> _ITEMS_
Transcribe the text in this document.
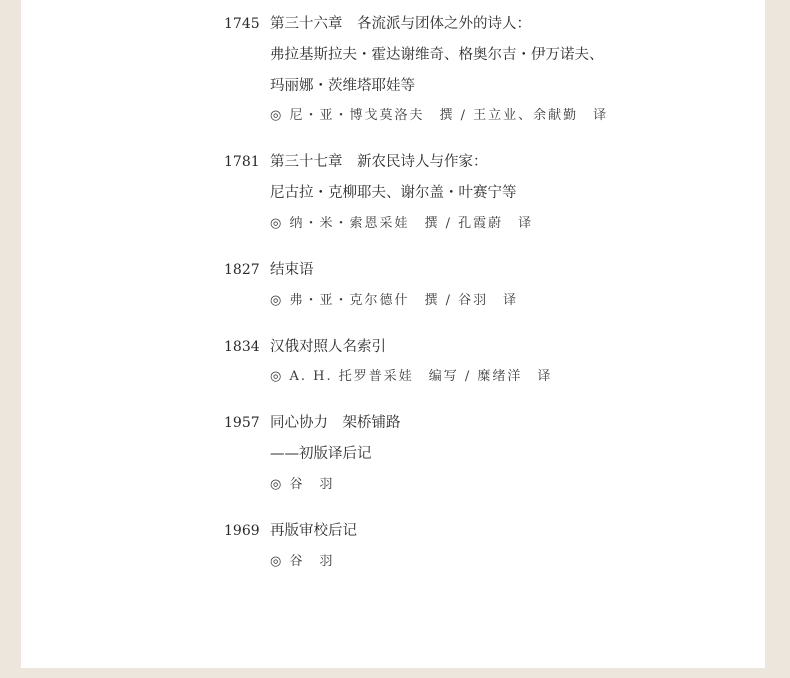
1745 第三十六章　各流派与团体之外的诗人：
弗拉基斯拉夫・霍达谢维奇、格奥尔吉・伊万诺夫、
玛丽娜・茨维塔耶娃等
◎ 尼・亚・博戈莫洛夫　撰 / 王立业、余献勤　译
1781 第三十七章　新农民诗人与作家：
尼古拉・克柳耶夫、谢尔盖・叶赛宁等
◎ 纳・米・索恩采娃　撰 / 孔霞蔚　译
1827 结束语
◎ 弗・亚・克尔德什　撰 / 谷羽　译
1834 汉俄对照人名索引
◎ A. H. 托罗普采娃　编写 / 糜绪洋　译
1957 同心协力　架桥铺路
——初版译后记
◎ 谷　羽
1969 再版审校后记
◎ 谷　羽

> _PROBLEM DESCRIPTION_
Quote each line of the listing exactly, but leave the pictures out.

> _TASK RESPONSE_
Transcribe the text in this document.
1745 第三十六章　各流派与团体之外的诗人：
弗拉基斯拉夫・霍达谢维奇、格奥尔吉・伊万诺夫、
玛丽娜・茨维塔耶娃等
◎ 尼・亚・博戈莫洛夫　撰 / 王立业、余献勤　译
1781 第三十七章　新农民诗人与作家：
尼古拉・克柳耶夫、谢尔盖・叶赛宁等
◎ 纳・米・索恩采娃　撰 / 孔霞蔚　译
1827 结束语
◎ 弗・亚・克尔德什　撰 / 谷羽　译
1834 汉俄对照人名索引
◎ A. H. 托罗普采娃　编写 / 糜绪洋　译
1957 同心协力　架桥铺路
——初版译后记
◎ 谷　羽
1969 再版审校后记
◎ 谷　羽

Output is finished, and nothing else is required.